[Start RECORDS PROVIDED]

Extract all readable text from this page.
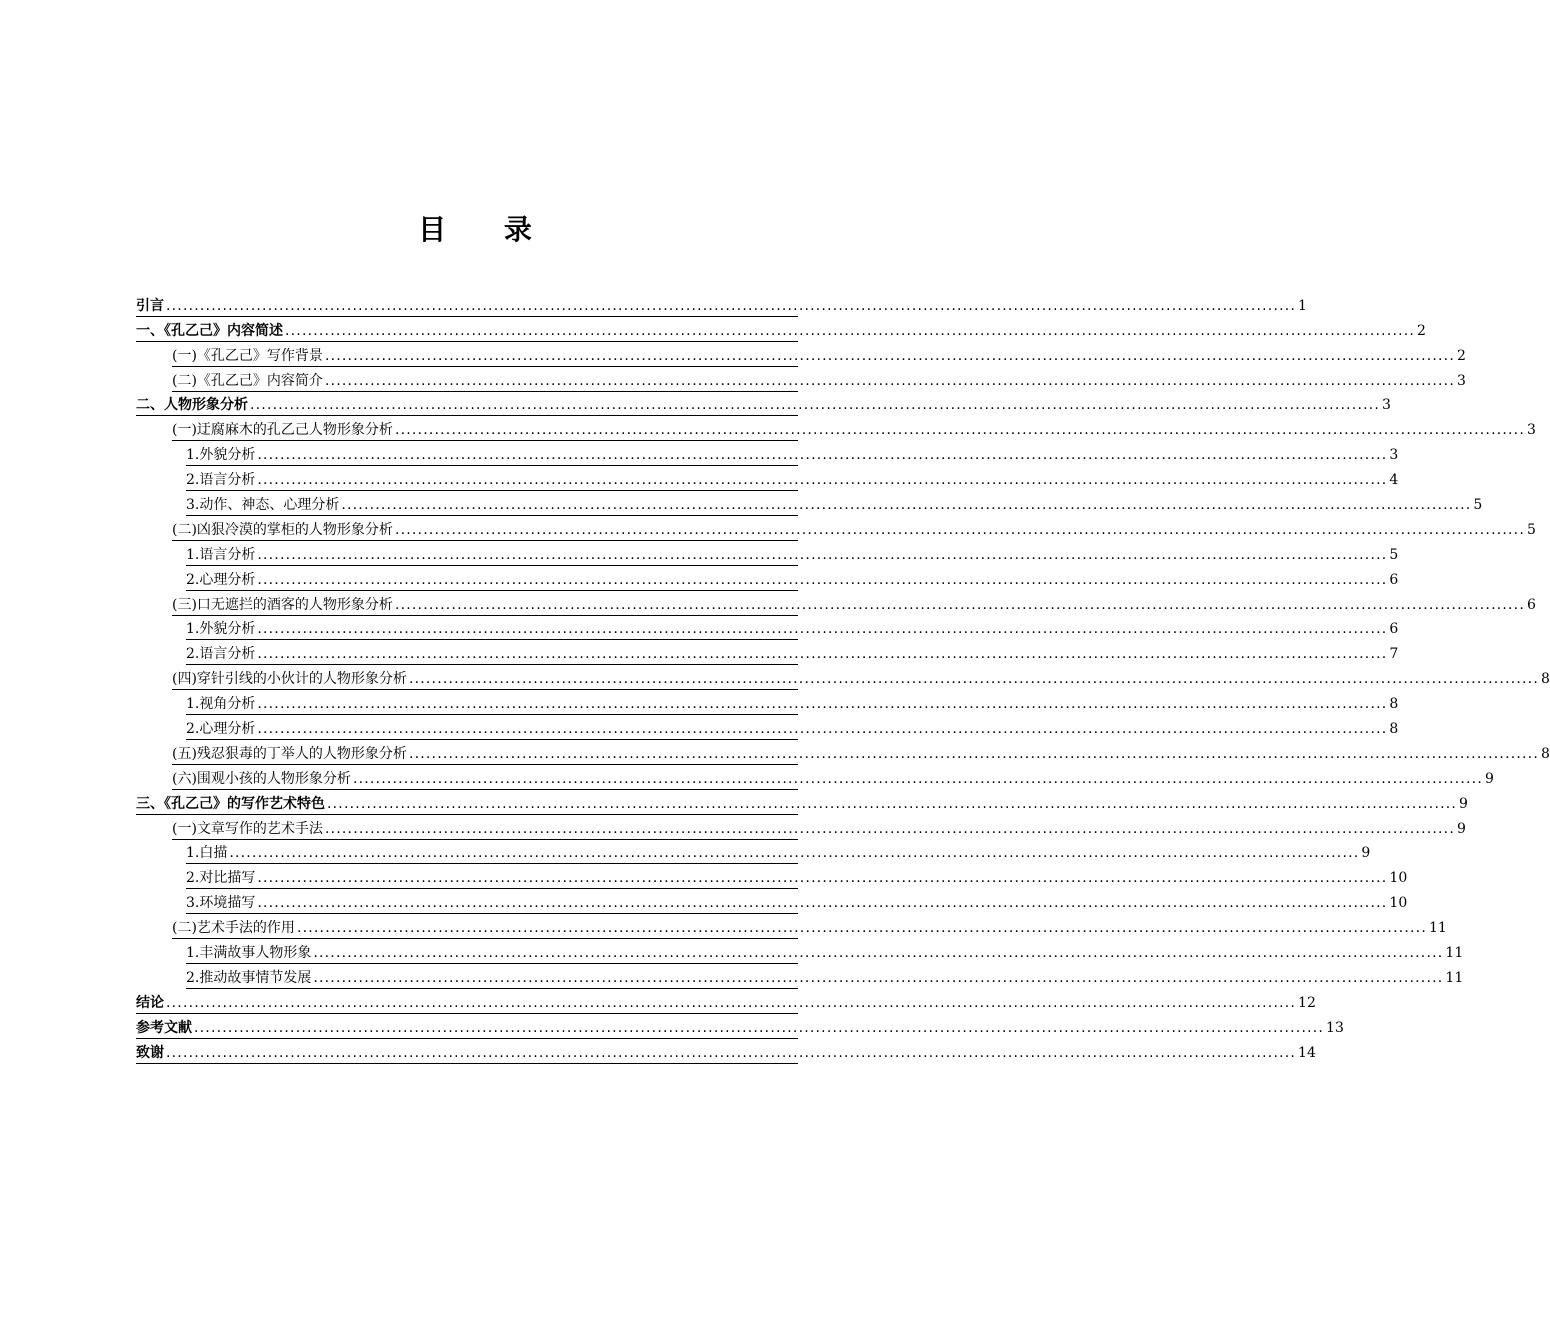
目 录
引言 ........................................................................................................................................................................................................ 1
一、《孔乙己》内容简述 ........................................................................................................................................................................................................ 2
(一)《孔乙己》写作背景 ........................................................................................................................................................................................................ 2
(二)《孔乙己》内容简介 ........................................................................................................................................................................................................ 3
二、人物形象分析 ........................................................................................................................................................................................................ 3
(一)迂腐麻木的孔乙己人物形象分析 ........................................................................................................................................................................................................ 3
1.外貌分析 ........................................................................................................................................................................................................ 3
2.语言分析 ........................................................................................................................................................................................................ 4
3.动作、神态、心理分析 ........................................................................................................................................................................................................ 5
(二)凶狠冷漠的掌柜的人物形象分析 ........................................................................................................................................................................................................ 5
1.语言分析 ........................................................................................................................................................................................................ 5
2.心理分析 ........................................................................................................................................................................................................ 6
(三)口无遮拦的酒客的人物形象分析 ........................................................................................................................................................................................................ 6
1.外貌分析 ........................................................................................................................................................................................................ 6
2.语言分析 ........................................................................................................................................................................................................ 7
(四)穿针引线的小伙计的人物形象分析 ........................................................................................................................................................................................................ 8
1.视角分析 ........................................................................................................................................................................................................ 8
2.心理分析 ........................................................................................................................................................................................................ 8
(五)残忍狠毒的丁举人的人物形象分析 ........................................................................................................................................................................................................ 8
(六)围观小孩的人物形象分析 ........................................................................................................................................................................................................ 9
三、《孔乙己》的写作艺术特色 ........................................................................................................................................................................................................ 9
(一)文章写作的艺术手法 ........................................................................................................................................................................................................ 9
1.白描 ........................................................................................................................................................................................................ 9
2.对比描写 ........................................................................................................................................................................................................ 10
3.环境描写 ........................................................................................................................................................................................................ 10
(二)艺术手法的作用 ........................................................................................................................................................................................................ 11
1.丰满故事人物形象 ........................................................................................................................................................................................................ 11
2.推动故事情节发展 ........................................................................................................................................................................................................ 11
结论 ........................................................................................................................................................................................................ 12
参考文献 ........................................................................................................................................................................................................ 13
致谢 ........................................................................................................................................................................................................ 14
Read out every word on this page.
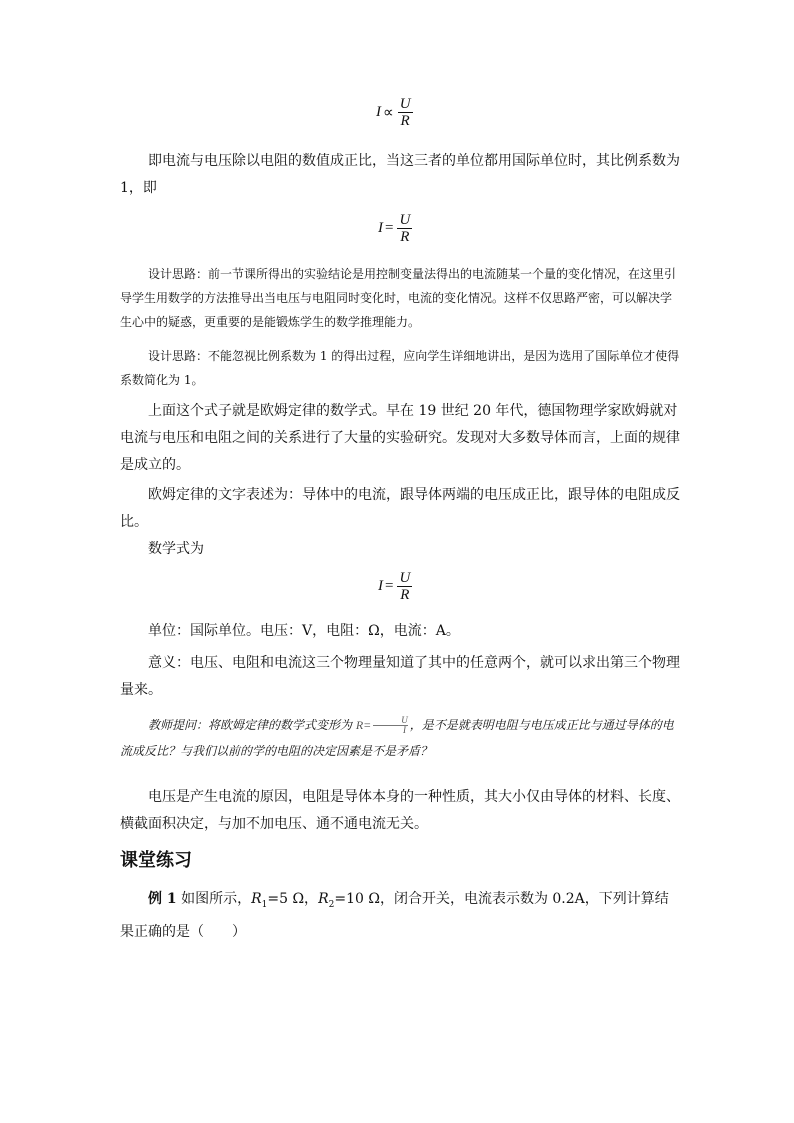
$I \propto \frac{U}{R}$
即电流与电压除以电阻的数值成正比，当这三者的单位都用国际单位时，其比例系数为1，即
$I = \frac{U}{R}$
设计思路：前一节课所得出的实验结论是用控制变量法得出的电流随某一个量的变化情况，在这里引导学生用数学的方法推导出当电压与电阻同时变化时，电流的变化情况。这样不仅思路严密，可以解决学生心中的疑惑，更重要的是能锻炼学生的数学推理能力。
设计思路：不能忽视比例系数为 1 的得出过程，应向学生详细地讲出，是因为选用了国际单位才使得系数简化为 1。
上面这个式子就是欧姆定律的数学式。早在 19 世纪 20 年代，德国物理学家欧姆就对电流与电压和电阻之间的关系进行了大量的实验研究。发现对大多数导体而言，上面的规律是成立的。
欧姆定律的文字表述为：导体中的电流，跟导体两端的电压成正比，跟导体的电阻成反比。
数学式为
$I = \frac{U}{R}$
单位：国际单位。电压：V，电阻：Ω，电流：A。
意义：电压、电阻和电流这三个物理量知道了其中的任意两个，就可以求出第三个物理量来。
教师提问：将欧姆定律的数学式变形为 $R= \frac{U}{I}$ ，是不是就表明电阻与电压成正比与通过导体的电流成反比？与我们以前的学的电阻的决定因素是不是矛盾？
电压是产生电流的原因，电阻是导体本身的一种性质，其大小仅由导体的材料、长度、横截面积决定，与加不加电压、通不通电流无关。
课堂练习
例 1 如图所示，$R_1=5$ Ω，$R_2=10$ Ω，闭合开关，电流表示数为 0.2A，下列计算结果正确的是（　　）
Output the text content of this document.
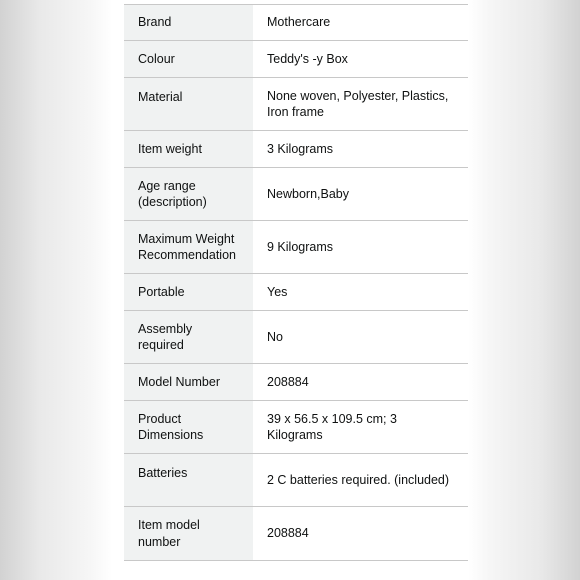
Brand	Mothercare
Colour	Teddy's -y Box
Material	None woven, Polyester, Plastics, Iron frame
Item weight	3 Kilograms
Age range (description)	Newborn,Baby
Maximum Weight Recommendation	9 Kilograms
Portable	Yes
Assembly required	No
Model Number	208884
Product Dimensions	39 x 56.5 x 109.5 cm; 3 Kilograms
Batteries	2 C batteries required. (included)
Item model number	208884
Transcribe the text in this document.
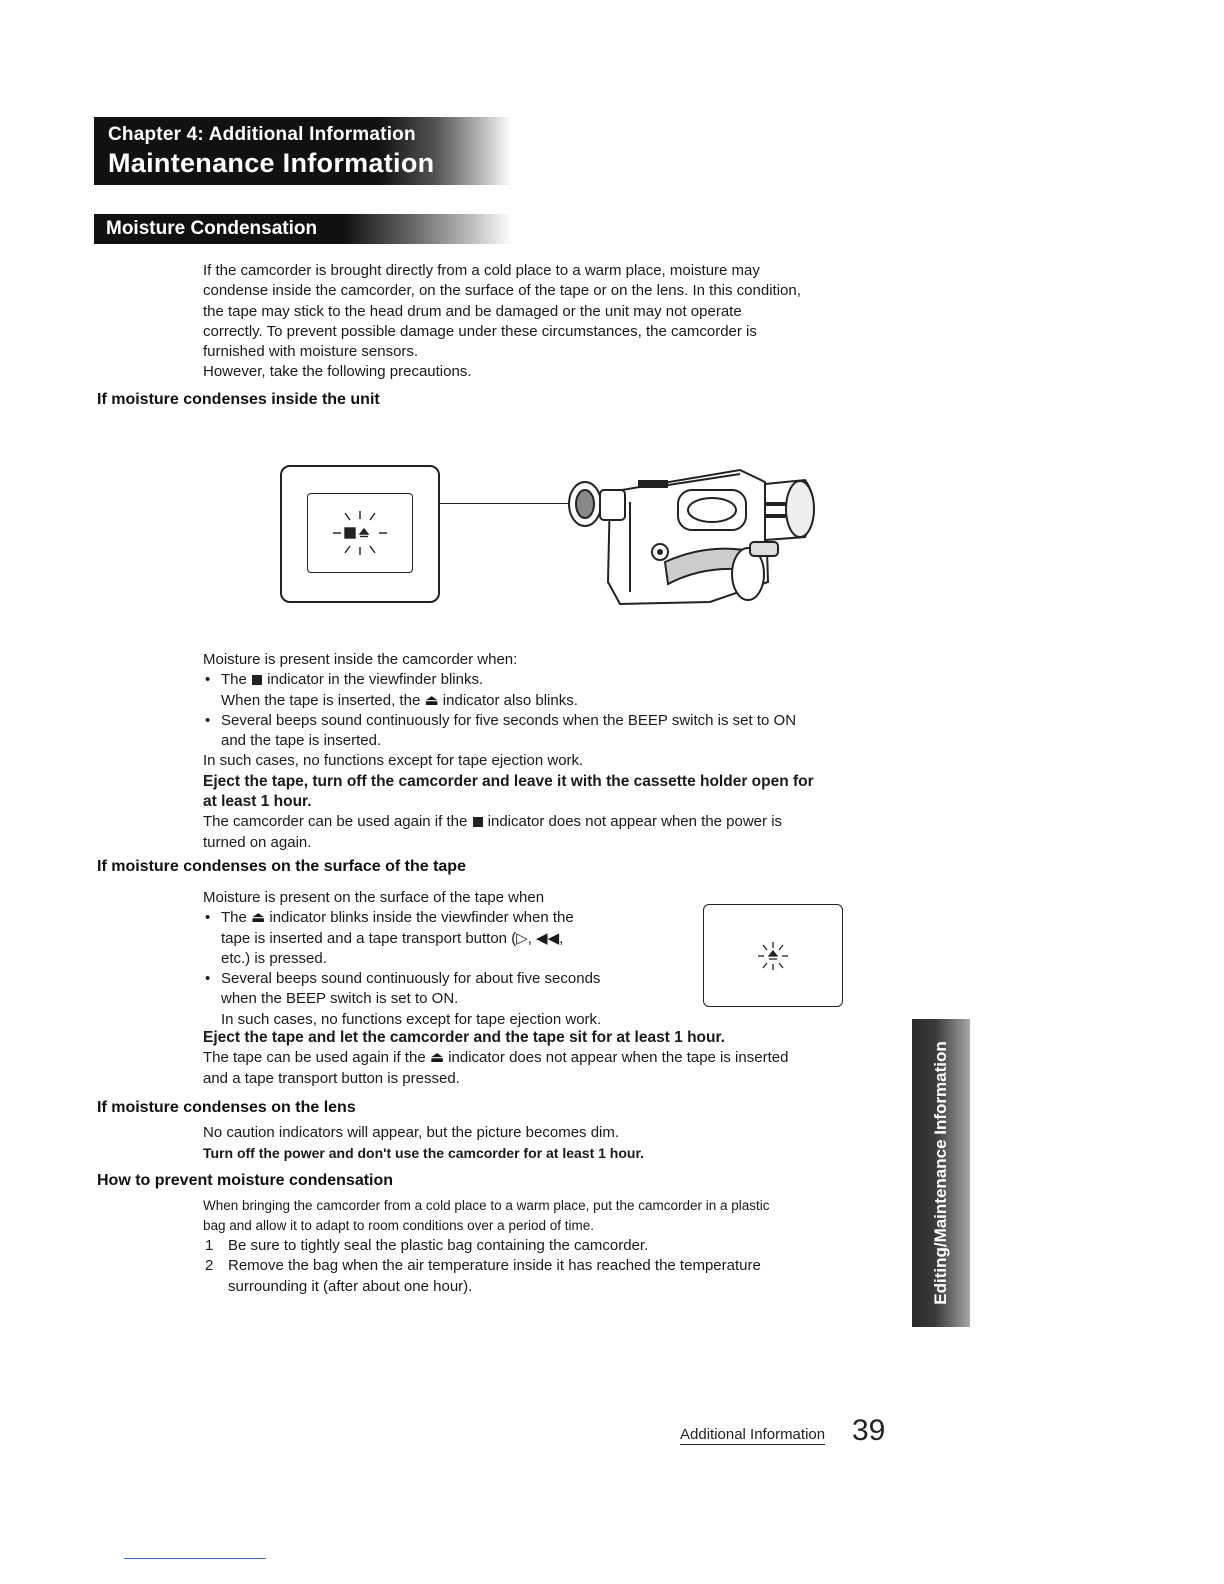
Chapter 4: Additional Information
Maintenance Information
Moisture Condensation
If the camcorder is brought directly from a cold place to a warm place, moisture may
condense inside the camcorder, on the surface of the tape or on the lens. In this condition,
the tape may stick to the head drum and be damaged or the unit may not operate
correctly. To prevent possible damage under these circumstances, the camcorder is
furnished with moisture sensors.
However, take the following precautions.
If moisture condenses inside the unit
Moisture is present inside the camcorder when:
• The  indicator in the viewfinder blinks.
When the tape is inserted, the ⏏ indicator also blinks.
• Several beeps sound continuously for five seconds when the BEEP switch is set to ON
and the tape is inserted.
In such cases, no functions except for tape ejection work.
Eject the tape, turn off the camcorder and leave it with the cassette holder open for
at least 1 hour.
The camcorder can be used again if the  indicator does not appear when the power is
turned on again.
If moisture condenses on the surface of the tape
Moisture is present on the surface of the tape when
• The ⏏ indicator blinks inside the viewfinder when the
tape is inserted and a tape transport button (▷, ◀◀,
etc.) is pressed.
• Several beeps sound continuously for about five seconds
when the BEEP switch is set to ON.
In such cases, no functions except for tape ejection work.
Eject the tape and let the camcorder and the tape sit for at least 1 hour.
The tape can be used again if the ⏏ indicator does not appear when the tape is inserted
and a tape transport button is pressed.
If moisture condenses on the lens
No caution indicators will appear, but the picture becomes dim.
Turn off the power and don't use the camcorder for at least 1 hour.
How to prevent moisture condensation
When bringing the camcorder from a cold place to a warm place, put the camcorder in a plastic
bag and allow it to adapt to room conditions over a period of time.
1 Be sure to tightly seal the plastic bag containing the camcorder.
2 Remove the bag when the air temperature inside it has reached the temperature
surrounding it (after about one hour).	Editing/Maintenance Information
Additional Information 39
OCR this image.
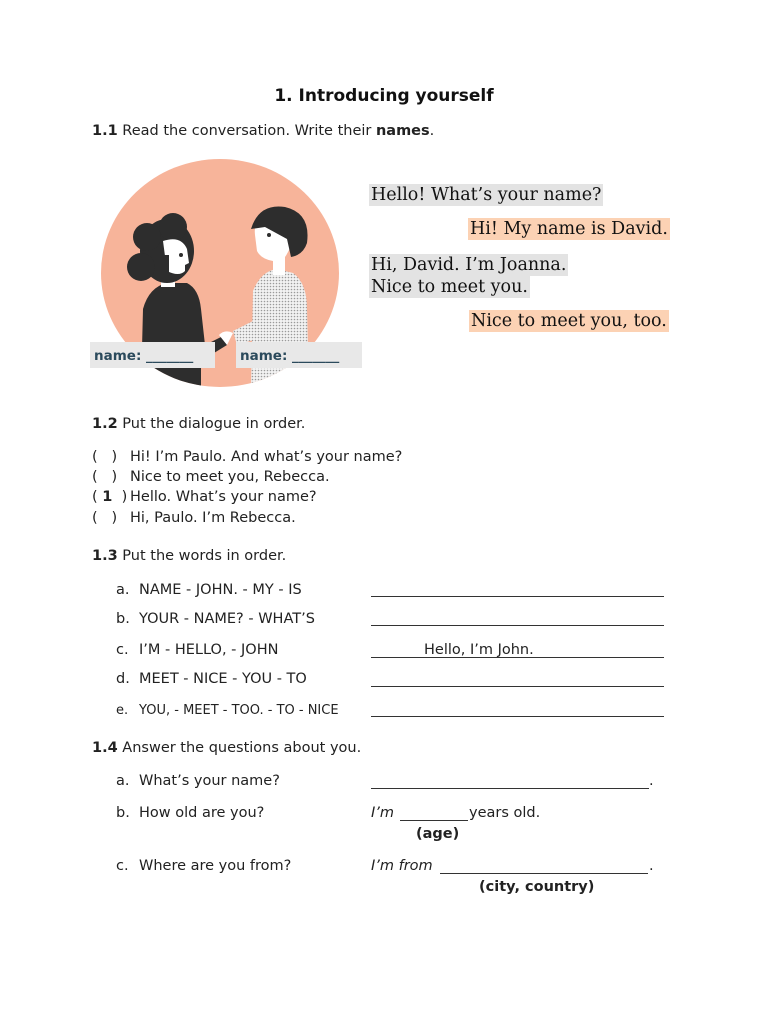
1. Introducing yourself
1.1 Read the conversation. Write their names.
name: _______	name: _______
Hello! What’s your name?
Hi! My name is David.
Hi, David. I’m Joanna.
Nice to meet you.
Nice to meet you, too.
1.2 Put the dialogue in order.
(   ) Hi! I’m Paulo. And what’s your name?
(   ) Nice to meet you, Rebecca.
( 1 ) Hello. What’s your name?
(   ) Hi, Paulo. I’m Rebecca.
1.3 Put the words in order.
a. NAME - JOHN. - MY - IS
b. YOUR - NAME? - WHAT’S
c. I’M - HELLO, - JOHN	Hello, I’m John.
d. MEET - NICE - YOU - TO
e. YOU, - MEET - TOO. - TO - NICE
1.4 Answer the questions about you.
a. What’s your name?	.
b. How old are you?	I’m	years old.
(age)
c. Where are you from?	I’m from	.
(city, country)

[End RECORDS PROVIDED]

▸ **WHAT TO DO**: Find "pressed". Copy every line it occurs in.

▸ **COMPLETE ANSWER**:
etc.) is pressed.
and a tape transport button is pressed.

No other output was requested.